● **Excerpt to read**
□ □ □ □
Check your website URLs for PII:

  1. Navigate through key user flows:

    • Registration/signup
    • Login
    • Password reset
    • Checkout
    • Account settings
    • Search functionality
  2. Look for PII in address bar:

VIOLATIONS:

❌ https://example.com/reset-password?email=user@example.com
❌ https://example.com/account?user=john.smith@email.com
❌ https://example.com/search?q=john+doe+123+main+street
❌ https://example.com/order/12345-SMITH-john@email.com
❌ https://example.com/profile?phone=555-123-4567
❌ https://example.com/checkout?cc=4111XXXXXXXX1111

COMPLIANT:

✅ https://example.com/reset-password?token=abc123xyz789
✅ https://example.com/account?id=67890
✅ https://example.com/search?q=blue+widgets
✅ https://example.com/order/ORD-2024-001
✅ https://example.com/profile?user_id=789
✅ https://example.com/checkout?session=encrypted_token

2. Google Analytics Inspection

Check for PII sent to GA4:

Method 1: GA4 Realtime Reports

  1. Go to GA4 > Reports > Realtime
  2. Click on page paths/screen names
  3. Look for PII in URLs
  4. Check event parameters for PII

Method 2: GA4 Debug Mode

  1. Install Google Analytics Debugger extension
  2. Open DevTools Console
  3. Navigate your site
  4. Look for debug messages containing PII
  5. Check event_params objects

Method 3: Network Tab

  1. Open DevTools > Network
  2. Filter by "google-analytics.com" or "analytics.google.com"
  3. Click on collect/g/collect requests
  4. Examine payload for PII:
// Check these parameters:
ep.email           // ❌ Email in event parameter
up.user_email      // ❌ Email in user property
dl=...email=...    // ❌ Email in document location (URL)
□ □ □ □
● **Material supplied**
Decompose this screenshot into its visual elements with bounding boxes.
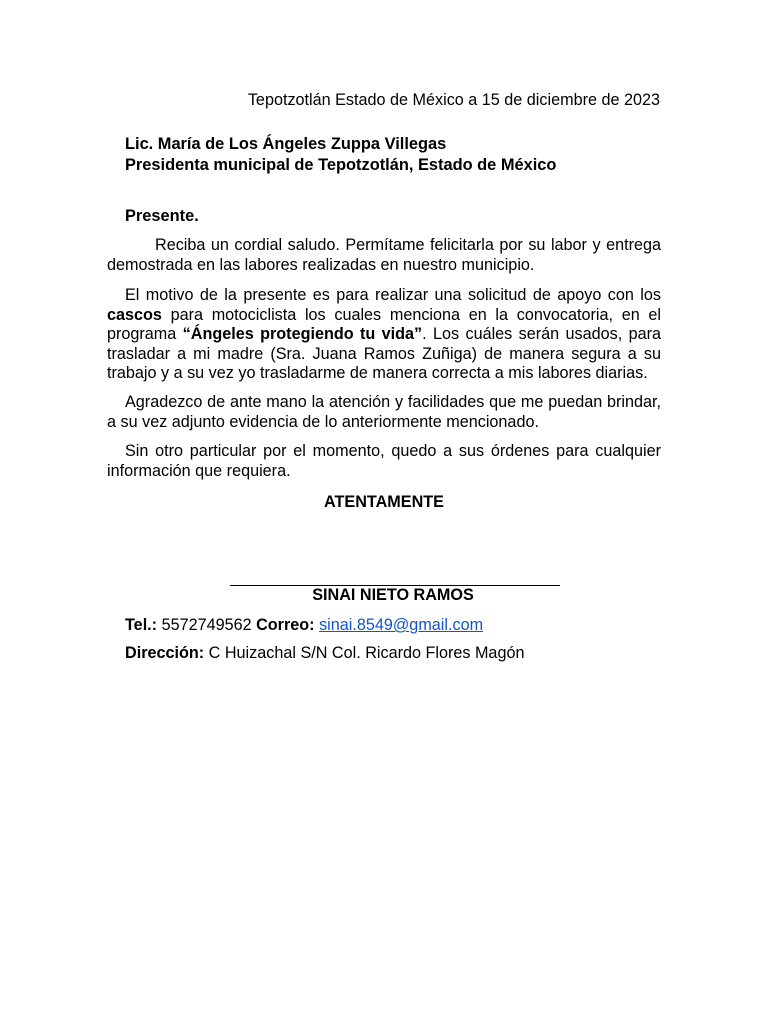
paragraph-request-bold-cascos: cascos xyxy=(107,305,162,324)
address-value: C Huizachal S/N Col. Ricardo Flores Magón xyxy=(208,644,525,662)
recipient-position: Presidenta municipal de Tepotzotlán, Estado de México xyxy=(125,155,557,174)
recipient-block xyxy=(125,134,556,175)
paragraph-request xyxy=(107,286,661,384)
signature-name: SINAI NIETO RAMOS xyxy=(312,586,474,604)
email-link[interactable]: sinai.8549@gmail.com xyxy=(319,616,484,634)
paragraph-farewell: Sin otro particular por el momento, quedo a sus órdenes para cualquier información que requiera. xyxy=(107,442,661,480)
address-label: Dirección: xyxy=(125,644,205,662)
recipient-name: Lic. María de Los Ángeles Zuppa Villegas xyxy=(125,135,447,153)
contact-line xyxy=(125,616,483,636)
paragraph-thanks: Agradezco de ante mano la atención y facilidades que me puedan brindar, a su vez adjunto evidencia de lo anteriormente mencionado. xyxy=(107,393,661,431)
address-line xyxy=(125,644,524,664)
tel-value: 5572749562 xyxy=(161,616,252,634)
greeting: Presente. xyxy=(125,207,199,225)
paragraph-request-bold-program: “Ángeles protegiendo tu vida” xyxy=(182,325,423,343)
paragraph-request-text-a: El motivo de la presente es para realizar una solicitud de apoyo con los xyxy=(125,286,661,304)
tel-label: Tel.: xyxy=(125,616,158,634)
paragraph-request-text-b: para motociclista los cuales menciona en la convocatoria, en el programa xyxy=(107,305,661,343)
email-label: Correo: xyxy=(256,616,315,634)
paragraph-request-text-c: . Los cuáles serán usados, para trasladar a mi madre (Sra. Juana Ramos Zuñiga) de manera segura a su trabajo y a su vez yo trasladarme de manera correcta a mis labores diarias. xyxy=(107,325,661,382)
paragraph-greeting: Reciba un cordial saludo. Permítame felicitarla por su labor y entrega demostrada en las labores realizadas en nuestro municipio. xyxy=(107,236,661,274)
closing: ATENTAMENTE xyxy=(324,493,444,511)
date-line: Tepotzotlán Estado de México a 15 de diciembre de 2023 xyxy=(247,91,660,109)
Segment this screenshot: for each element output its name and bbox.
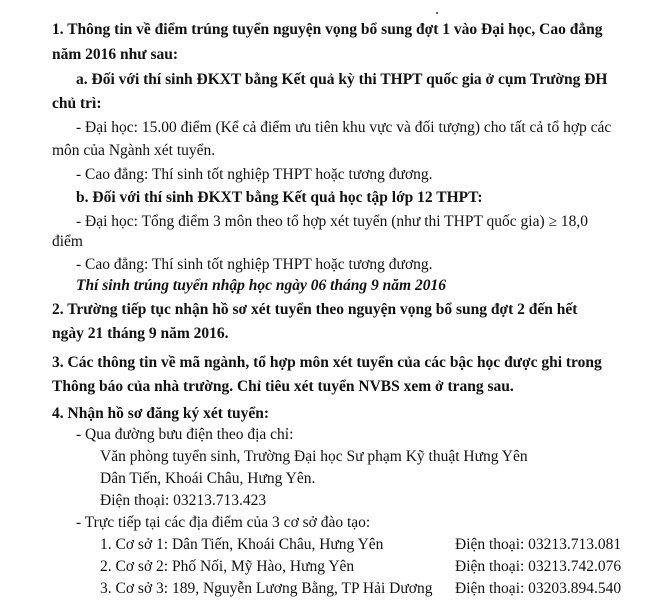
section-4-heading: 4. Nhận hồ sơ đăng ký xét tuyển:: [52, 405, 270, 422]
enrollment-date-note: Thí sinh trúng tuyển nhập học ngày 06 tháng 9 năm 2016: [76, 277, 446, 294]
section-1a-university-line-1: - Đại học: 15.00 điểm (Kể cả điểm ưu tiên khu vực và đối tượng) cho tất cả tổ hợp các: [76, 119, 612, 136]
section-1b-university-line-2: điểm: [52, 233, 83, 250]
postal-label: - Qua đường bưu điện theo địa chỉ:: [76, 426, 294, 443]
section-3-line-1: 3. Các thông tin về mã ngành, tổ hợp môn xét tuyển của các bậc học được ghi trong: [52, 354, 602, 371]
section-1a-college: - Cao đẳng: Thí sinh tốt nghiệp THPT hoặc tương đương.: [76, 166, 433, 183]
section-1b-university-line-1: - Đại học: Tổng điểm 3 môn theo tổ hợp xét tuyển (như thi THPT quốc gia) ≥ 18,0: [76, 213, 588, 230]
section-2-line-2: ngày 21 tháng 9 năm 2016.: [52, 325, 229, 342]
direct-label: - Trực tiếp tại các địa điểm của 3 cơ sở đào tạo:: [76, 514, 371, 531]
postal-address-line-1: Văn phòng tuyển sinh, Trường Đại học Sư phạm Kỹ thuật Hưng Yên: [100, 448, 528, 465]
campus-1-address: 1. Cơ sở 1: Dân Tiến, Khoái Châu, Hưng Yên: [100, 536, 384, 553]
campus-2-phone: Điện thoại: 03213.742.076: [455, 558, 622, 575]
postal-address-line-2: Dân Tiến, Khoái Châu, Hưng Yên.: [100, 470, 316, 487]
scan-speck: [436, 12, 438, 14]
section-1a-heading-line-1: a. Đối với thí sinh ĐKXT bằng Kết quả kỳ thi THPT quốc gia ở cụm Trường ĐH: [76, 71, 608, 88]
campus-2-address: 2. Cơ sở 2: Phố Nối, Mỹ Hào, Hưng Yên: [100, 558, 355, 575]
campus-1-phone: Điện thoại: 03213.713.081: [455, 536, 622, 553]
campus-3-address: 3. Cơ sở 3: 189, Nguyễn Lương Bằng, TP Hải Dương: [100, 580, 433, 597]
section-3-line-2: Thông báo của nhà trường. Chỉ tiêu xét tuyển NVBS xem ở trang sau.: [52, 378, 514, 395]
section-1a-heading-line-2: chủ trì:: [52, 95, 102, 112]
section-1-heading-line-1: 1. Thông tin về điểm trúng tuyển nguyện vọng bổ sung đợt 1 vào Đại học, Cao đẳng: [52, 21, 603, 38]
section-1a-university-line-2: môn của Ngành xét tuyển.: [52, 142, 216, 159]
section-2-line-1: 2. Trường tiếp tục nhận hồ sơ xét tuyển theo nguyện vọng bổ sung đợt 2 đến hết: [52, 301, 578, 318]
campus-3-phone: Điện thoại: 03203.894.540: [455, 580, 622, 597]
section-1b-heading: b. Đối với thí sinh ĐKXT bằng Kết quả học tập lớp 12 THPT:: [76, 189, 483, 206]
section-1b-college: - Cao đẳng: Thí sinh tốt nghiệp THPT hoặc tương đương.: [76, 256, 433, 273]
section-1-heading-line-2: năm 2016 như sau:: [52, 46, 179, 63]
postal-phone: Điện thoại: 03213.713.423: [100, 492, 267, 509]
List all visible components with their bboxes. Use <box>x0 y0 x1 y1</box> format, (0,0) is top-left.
□ □ □ □
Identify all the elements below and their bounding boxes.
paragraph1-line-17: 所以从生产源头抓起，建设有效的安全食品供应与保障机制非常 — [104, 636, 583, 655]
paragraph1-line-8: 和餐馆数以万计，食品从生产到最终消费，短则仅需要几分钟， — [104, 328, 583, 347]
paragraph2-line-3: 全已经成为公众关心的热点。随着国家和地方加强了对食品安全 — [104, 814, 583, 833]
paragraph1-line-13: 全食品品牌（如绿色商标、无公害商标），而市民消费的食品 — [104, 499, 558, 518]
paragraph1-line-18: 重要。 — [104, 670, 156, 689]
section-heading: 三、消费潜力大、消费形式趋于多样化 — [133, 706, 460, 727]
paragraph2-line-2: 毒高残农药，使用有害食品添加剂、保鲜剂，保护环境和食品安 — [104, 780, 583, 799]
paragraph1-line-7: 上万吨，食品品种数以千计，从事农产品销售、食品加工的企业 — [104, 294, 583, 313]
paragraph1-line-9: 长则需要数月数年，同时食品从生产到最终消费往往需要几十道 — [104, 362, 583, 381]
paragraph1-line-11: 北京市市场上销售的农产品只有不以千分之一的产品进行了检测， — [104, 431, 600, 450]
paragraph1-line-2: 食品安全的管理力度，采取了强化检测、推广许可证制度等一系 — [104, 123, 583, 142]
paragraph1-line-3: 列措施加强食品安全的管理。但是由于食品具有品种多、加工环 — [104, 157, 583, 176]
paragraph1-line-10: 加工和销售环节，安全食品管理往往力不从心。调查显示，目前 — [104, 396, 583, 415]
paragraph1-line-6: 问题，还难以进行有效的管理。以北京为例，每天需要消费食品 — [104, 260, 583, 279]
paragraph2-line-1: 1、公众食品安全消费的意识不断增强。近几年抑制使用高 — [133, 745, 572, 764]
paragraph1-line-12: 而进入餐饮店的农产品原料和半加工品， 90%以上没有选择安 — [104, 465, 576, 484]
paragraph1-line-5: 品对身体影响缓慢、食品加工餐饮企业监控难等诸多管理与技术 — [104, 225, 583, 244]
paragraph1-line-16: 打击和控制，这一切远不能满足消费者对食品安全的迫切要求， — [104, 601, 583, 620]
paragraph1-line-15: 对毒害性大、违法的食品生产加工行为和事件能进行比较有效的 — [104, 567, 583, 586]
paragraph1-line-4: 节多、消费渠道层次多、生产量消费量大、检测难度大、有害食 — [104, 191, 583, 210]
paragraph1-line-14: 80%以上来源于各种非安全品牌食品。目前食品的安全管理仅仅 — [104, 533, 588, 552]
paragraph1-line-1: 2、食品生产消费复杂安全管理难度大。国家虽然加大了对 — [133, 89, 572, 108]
□ □ □ □
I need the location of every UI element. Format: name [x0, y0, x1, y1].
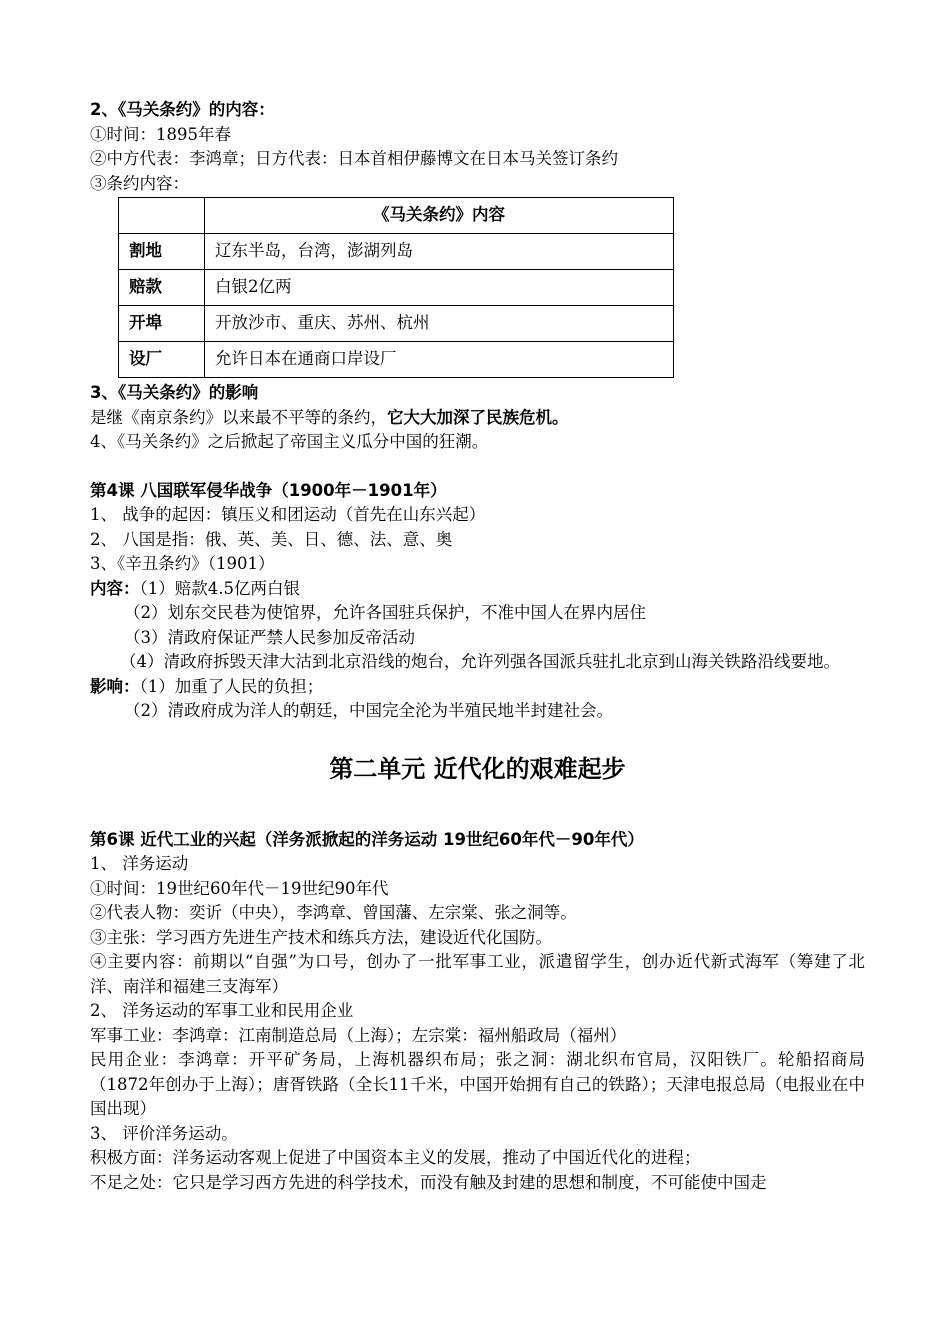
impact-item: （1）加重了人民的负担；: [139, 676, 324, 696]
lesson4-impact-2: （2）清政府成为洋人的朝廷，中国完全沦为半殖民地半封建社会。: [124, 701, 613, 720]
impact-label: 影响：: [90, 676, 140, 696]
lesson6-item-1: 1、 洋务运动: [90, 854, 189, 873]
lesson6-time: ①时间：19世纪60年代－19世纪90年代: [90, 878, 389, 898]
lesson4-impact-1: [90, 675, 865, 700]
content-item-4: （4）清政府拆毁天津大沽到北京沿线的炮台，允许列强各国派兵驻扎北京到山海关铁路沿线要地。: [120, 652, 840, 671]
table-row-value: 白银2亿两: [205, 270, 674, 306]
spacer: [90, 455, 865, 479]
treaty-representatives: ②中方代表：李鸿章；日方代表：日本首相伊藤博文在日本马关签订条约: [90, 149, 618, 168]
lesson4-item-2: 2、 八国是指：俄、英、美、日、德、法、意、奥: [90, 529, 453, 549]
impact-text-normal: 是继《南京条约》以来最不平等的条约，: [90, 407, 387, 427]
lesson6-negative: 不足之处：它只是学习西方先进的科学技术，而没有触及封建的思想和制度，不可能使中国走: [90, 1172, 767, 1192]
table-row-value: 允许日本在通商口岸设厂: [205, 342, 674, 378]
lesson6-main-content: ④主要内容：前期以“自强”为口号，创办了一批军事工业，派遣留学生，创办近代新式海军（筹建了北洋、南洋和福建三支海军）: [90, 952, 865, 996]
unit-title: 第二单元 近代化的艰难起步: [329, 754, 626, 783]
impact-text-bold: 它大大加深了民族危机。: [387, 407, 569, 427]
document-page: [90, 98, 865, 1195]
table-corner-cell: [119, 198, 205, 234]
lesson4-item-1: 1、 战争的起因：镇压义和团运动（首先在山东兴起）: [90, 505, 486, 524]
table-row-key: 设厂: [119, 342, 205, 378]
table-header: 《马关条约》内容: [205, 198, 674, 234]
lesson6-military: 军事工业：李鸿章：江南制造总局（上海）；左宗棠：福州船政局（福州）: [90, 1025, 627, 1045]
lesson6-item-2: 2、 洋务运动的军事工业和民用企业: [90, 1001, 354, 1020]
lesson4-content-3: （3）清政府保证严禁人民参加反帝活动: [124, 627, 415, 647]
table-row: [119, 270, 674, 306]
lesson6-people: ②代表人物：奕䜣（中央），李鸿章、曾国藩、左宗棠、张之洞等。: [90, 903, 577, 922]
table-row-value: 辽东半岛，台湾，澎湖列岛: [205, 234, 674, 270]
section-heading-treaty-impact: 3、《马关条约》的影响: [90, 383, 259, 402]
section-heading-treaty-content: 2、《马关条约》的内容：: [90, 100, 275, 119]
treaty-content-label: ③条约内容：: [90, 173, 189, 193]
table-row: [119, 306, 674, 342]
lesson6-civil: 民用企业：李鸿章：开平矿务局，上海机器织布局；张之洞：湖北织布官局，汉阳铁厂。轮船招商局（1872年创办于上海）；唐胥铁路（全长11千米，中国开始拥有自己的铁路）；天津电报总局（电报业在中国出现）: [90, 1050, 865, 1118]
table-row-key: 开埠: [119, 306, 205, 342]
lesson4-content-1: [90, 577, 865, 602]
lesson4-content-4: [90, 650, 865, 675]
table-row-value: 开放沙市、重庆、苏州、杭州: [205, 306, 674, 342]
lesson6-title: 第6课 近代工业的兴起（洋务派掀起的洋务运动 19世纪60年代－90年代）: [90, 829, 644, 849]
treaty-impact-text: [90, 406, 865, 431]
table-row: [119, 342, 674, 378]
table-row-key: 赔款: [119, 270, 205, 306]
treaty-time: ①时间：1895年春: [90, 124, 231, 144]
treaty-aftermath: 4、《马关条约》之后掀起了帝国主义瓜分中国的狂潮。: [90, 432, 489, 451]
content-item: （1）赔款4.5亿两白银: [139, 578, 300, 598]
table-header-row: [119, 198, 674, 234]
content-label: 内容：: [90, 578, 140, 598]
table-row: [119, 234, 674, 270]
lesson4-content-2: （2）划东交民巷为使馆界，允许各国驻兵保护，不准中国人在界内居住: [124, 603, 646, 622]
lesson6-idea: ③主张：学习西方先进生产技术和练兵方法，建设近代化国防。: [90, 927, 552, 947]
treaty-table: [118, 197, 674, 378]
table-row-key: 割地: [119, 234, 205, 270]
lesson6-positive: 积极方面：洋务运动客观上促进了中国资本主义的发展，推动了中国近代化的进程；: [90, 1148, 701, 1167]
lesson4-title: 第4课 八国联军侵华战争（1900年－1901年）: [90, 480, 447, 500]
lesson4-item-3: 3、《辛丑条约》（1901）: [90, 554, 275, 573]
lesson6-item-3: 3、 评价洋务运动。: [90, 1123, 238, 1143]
□ □ □ □
● **Required work**
Please return the passage from the PII-checking guide starting with "1. Open DevTools" and going on through "document location (URL)", copied word for word. The data placed after the text is separate material.

● **Result below**
1. Open DevTools > Network
  2. Filter by "google-analytics.com" or "analytics.google.com"
  3. Click on collect/g/collect requests
  4. Examine payload for PII:
// Check these parameters:
ep.email           // ❌ Email in event parameter
up.user_email      // ❌ Email in user property
dl=...email=...    // ❌ Email in document location (URL)